▶ _INSTRUCTION_: Repeat, without any change, the entries presented below.
╭─ DATASET ROWS
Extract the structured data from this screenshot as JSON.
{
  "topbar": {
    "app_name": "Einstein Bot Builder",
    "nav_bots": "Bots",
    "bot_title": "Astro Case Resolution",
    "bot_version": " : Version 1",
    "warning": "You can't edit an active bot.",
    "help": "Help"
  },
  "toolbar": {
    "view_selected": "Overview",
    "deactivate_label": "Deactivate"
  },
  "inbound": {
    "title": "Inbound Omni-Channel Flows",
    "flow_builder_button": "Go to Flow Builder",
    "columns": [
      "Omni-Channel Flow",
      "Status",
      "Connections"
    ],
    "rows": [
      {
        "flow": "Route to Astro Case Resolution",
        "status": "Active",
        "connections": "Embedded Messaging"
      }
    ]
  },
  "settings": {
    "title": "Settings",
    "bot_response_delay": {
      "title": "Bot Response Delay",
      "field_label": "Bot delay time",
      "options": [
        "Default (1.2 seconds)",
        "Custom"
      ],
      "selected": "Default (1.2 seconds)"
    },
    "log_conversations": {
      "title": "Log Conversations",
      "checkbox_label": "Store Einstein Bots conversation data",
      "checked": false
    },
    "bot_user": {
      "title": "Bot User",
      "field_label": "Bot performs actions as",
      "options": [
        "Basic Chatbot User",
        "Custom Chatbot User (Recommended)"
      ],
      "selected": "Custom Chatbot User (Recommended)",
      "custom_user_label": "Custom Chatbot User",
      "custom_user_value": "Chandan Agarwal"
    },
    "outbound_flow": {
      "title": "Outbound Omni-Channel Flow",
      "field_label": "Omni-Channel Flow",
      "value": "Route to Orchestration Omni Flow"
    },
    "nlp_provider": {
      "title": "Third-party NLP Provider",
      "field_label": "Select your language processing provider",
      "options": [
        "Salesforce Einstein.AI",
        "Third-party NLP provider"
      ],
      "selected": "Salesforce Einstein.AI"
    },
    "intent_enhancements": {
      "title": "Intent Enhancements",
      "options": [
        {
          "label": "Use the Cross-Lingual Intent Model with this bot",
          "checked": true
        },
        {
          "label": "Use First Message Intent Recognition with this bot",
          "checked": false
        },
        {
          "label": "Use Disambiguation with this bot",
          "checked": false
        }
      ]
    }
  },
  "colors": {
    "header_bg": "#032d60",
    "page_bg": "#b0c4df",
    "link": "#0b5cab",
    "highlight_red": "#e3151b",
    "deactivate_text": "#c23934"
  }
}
╰─
▶ _FULL SOLUTION_:
Extract the structured data from this screenshot as JSON.
{
  "topbar": {
    "app_name": "Einstein Bot Builder",
    "nav_bots": "Bots",
    "bot_title": "Astro Case Resolution",
    "bot_version": " : Version 1",
    "warning": "You can't edit an active bot.",
    "help": "Help"
  },
  "toolbar": {
    "view_selected": "Overview",
    "deactivate_label": "Deactivate"
  },
  "inbound": {
    "title": "Inbound Omni-Channel Flows",
    "flow_builder_button": "Go to Flow Builder",
    "columns": [
      "Omni-Channel Flow",
      "Status",
      "Connections"
    ],
    "rows": [
      {
        "flow": "Route to Astro Case Resolution",
        "status": "Active",
        "connections": "Embedded Messaging"
      }
    ]
  },
  "settings": {
    "title": "Settings",
    "bot_response_delay": {
      "title": "Bot Response Delay",
      "field_label": "Bot delay time",
      "options": [
        "Default (1.2 seconds)",
        "Custom"
      ],
      "selected": "Default (1.2 seconds)"
    },
    "log_conversations": {
      "title": "Log Conversations",
      "checkbox_label": "Store Einstein Bots conversation data",
      "checked": false
    },
    "bot_user": {
      "title": "Bot User",
      "field_label": "Bot performs actions as",
      "options": [
        "Basic Chatbot User",
        "Custom Chatbot User (Recommended)"
      ],
      "selected": "Custom Chatbot User (Recommended)",
      "custom_user_label": "Custom Chatbot User",
      "custom_user_value": "Chandan Agarwal"
    },
    "outbound_flow": {
      "title": "Outbound Omni-Channel Flow",
      "field_label": "Omni-Channel Flow",
      "value": "Route to Orchestration Omni Flow"
    },
    "nlp_provider": {
      "title": "Third-party NLP Provider",
      "field_label": "Select your language processing provider",
      "options": [
        "Salesforce Einstein.AI",
        "Third-party NLP provider"
      ],
      "selected": "Salesforce Einstein.AI"
    },
    "intent_enhancements": {
      "title": "Intent Enhancements",
      "options": [
        {
          "label": "Use the Cross-Lingual Intent Model with this bot",
          "checked": true
        },
        {
          "label": "Use First Message Intent Recognition with this bot",
          "checked": false
        },
        {
          "label": "Use Disambiguation with this bot",
          "checked": false
        }
      ]
    }
  },
  "colors": {
    "header_bg": "#032d60",
    "page_bg": "#b0c4df",
    "link": "#0b5cab",
    "highlight_red": "#e3151b",
    "deactivate_text": "#c23934"
  }
}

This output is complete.